[START]

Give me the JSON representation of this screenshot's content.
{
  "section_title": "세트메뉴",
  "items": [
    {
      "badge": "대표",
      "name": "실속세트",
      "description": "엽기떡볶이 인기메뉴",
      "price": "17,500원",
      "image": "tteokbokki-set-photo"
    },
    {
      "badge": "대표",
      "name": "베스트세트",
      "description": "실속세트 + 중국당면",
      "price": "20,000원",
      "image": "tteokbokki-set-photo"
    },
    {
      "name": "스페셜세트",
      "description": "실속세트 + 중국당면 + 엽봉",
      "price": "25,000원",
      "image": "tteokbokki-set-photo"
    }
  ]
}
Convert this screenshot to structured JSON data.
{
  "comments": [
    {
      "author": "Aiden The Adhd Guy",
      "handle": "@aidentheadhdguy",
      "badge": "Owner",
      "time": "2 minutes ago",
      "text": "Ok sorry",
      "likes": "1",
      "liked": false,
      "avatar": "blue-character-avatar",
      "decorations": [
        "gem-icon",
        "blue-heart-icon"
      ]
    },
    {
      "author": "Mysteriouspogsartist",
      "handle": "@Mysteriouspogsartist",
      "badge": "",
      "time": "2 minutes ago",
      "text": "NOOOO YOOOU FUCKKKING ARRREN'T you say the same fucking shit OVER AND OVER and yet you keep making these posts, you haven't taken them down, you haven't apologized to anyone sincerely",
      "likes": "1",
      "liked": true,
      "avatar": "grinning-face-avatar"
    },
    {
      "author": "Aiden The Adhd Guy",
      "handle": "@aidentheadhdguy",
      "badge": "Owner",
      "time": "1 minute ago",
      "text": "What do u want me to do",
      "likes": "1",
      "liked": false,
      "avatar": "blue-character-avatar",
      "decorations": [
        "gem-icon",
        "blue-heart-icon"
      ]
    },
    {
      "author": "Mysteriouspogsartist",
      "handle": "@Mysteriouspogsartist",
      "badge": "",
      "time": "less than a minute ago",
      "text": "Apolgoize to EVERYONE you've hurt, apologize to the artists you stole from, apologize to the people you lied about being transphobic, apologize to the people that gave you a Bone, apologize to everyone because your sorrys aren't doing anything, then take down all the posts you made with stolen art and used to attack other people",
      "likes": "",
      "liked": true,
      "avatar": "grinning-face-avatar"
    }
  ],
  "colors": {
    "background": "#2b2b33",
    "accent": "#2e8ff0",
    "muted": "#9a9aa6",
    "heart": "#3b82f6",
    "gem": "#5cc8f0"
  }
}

[END]

**Exercise prompt:** Track down every line holding the string "this" and copy it.

**Output of the exercise:**
Give me the JSON representation of this screenshot's content.
Convert this screenshot to structured JSON data.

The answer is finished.